▸ **SHORT EXERCISE**:
Using the records provided below, locate and copy each line that contains the word "open".

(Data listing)
****
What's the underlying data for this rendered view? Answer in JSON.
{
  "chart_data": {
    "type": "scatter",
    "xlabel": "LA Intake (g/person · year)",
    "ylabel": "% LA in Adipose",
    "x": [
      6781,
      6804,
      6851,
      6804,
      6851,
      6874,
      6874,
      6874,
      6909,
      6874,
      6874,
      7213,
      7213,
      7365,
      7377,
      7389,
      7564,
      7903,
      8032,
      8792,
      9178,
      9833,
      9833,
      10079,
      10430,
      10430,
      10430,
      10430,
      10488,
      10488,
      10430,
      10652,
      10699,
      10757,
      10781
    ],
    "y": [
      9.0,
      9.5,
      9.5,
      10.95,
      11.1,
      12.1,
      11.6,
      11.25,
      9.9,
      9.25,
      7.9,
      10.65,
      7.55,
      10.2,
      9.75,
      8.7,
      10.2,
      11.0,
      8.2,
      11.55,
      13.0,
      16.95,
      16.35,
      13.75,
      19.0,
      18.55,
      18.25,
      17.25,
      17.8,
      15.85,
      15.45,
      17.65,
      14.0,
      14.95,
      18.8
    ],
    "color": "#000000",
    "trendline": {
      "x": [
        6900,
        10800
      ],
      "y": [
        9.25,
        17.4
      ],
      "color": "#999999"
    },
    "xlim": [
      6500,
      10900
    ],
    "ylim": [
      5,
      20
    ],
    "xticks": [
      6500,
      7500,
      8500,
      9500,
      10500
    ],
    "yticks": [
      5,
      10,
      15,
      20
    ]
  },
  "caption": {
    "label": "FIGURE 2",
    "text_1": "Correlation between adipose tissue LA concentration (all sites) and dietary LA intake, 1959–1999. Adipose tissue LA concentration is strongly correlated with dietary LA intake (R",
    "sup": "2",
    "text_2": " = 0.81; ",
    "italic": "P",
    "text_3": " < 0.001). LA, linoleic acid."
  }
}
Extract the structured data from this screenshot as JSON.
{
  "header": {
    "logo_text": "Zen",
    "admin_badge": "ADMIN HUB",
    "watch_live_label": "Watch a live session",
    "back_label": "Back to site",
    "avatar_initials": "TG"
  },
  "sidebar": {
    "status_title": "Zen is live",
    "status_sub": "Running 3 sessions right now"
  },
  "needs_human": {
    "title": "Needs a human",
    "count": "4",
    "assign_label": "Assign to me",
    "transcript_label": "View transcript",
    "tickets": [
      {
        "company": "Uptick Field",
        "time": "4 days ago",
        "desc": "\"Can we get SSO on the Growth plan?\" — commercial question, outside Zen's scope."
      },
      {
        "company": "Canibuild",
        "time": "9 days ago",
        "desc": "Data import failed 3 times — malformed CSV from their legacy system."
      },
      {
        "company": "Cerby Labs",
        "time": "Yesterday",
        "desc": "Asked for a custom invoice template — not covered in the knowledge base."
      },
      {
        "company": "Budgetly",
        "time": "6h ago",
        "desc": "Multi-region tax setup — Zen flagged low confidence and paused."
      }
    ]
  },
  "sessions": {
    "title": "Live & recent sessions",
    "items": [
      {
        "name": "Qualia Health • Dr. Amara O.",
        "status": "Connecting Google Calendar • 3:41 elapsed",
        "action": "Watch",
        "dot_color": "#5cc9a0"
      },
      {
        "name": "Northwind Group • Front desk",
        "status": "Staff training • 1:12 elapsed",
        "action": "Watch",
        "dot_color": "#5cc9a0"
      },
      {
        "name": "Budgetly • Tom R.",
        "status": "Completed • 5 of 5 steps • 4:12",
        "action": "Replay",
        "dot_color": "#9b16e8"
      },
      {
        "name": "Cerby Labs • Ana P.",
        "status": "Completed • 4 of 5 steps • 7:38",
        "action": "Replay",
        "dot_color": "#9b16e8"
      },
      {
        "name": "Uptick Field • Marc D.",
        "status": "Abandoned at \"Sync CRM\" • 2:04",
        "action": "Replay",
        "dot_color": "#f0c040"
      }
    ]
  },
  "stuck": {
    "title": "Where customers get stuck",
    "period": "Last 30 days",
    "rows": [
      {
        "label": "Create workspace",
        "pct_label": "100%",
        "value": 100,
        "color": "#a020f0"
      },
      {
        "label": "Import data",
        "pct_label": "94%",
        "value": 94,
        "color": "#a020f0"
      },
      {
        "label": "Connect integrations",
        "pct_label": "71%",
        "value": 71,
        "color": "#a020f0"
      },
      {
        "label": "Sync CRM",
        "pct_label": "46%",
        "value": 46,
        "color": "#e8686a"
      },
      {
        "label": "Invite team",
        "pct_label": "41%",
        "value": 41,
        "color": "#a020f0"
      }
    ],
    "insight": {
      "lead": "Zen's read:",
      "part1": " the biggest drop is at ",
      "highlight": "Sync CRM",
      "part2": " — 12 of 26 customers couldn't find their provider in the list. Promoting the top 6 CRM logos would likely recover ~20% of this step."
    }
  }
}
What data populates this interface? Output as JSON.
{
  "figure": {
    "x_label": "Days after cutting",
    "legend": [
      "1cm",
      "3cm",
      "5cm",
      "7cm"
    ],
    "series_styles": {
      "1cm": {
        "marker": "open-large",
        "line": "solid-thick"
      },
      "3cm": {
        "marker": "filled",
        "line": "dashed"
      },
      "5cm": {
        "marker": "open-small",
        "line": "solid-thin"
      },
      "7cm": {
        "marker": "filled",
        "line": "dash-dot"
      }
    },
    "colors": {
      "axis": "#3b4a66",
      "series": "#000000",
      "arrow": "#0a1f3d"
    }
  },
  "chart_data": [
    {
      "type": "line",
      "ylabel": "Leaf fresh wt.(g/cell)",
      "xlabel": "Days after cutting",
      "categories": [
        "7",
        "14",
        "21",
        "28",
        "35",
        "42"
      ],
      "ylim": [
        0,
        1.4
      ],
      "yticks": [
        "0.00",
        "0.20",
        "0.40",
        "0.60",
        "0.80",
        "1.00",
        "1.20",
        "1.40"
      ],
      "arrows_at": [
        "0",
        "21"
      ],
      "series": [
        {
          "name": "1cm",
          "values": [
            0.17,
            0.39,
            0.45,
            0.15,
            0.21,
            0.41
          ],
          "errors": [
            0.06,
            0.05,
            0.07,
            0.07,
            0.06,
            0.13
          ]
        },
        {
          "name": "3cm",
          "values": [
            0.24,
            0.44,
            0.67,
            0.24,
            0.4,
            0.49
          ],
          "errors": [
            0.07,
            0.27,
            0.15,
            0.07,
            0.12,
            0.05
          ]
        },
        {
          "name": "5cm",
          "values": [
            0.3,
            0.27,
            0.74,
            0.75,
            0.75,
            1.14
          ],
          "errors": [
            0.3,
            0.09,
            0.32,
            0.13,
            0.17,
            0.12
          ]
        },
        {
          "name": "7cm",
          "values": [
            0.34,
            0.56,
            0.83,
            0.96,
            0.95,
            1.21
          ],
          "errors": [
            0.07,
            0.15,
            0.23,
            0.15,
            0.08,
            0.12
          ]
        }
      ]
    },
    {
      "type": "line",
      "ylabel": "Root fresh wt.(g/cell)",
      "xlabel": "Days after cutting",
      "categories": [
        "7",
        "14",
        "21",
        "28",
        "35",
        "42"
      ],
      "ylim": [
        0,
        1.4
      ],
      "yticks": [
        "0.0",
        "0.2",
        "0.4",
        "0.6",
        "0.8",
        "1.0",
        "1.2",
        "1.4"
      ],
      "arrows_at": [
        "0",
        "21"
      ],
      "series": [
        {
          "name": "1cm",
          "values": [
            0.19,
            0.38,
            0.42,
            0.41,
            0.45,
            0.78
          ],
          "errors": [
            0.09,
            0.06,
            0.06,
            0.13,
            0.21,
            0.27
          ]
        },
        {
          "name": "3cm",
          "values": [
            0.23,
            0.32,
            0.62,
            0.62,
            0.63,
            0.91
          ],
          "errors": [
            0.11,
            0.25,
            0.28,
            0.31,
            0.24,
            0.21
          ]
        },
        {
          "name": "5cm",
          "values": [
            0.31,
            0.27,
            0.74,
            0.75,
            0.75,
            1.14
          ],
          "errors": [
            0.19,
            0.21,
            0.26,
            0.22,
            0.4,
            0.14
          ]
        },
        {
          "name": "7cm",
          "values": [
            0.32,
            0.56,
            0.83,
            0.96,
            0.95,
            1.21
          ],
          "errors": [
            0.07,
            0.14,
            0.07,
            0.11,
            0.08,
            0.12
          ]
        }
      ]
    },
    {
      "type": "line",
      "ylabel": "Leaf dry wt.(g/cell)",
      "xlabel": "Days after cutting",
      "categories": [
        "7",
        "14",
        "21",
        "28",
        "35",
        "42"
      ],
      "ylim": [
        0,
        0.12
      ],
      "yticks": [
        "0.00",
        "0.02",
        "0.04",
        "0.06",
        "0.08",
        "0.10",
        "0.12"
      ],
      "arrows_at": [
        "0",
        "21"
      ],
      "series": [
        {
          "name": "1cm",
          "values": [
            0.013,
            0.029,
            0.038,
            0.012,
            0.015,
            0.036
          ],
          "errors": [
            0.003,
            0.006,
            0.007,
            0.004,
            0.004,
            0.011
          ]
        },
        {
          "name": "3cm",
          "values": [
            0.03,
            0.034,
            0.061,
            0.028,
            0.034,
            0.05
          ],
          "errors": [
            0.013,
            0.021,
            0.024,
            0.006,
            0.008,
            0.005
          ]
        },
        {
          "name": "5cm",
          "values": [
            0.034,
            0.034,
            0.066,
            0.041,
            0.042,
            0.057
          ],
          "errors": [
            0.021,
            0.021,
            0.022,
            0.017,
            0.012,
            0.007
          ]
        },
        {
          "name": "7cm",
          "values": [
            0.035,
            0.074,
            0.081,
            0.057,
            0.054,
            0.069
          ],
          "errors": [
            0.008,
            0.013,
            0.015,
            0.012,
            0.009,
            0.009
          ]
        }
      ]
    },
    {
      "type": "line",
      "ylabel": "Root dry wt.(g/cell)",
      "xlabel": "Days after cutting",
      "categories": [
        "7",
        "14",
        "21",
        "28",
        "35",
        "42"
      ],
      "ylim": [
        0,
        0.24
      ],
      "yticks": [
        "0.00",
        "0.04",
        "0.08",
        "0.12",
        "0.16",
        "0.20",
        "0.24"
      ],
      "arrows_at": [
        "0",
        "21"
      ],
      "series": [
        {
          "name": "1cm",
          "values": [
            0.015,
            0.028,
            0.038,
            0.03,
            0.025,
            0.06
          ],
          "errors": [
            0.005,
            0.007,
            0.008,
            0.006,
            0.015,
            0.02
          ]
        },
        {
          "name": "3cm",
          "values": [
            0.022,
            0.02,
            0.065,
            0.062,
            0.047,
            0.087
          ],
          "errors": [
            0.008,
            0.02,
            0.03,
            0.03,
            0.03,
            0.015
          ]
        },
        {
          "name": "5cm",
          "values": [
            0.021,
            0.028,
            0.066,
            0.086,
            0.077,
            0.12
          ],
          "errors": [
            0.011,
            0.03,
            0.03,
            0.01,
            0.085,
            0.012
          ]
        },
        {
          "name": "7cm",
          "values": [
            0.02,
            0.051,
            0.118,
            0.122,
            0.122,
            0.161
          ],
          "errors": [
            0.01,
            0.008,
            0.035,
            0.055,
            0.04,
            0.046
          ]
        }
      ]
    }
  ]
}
****
▸ **EXERCISE OUTPUT**:
        "marker": "open-large",
        "marker": "open-small",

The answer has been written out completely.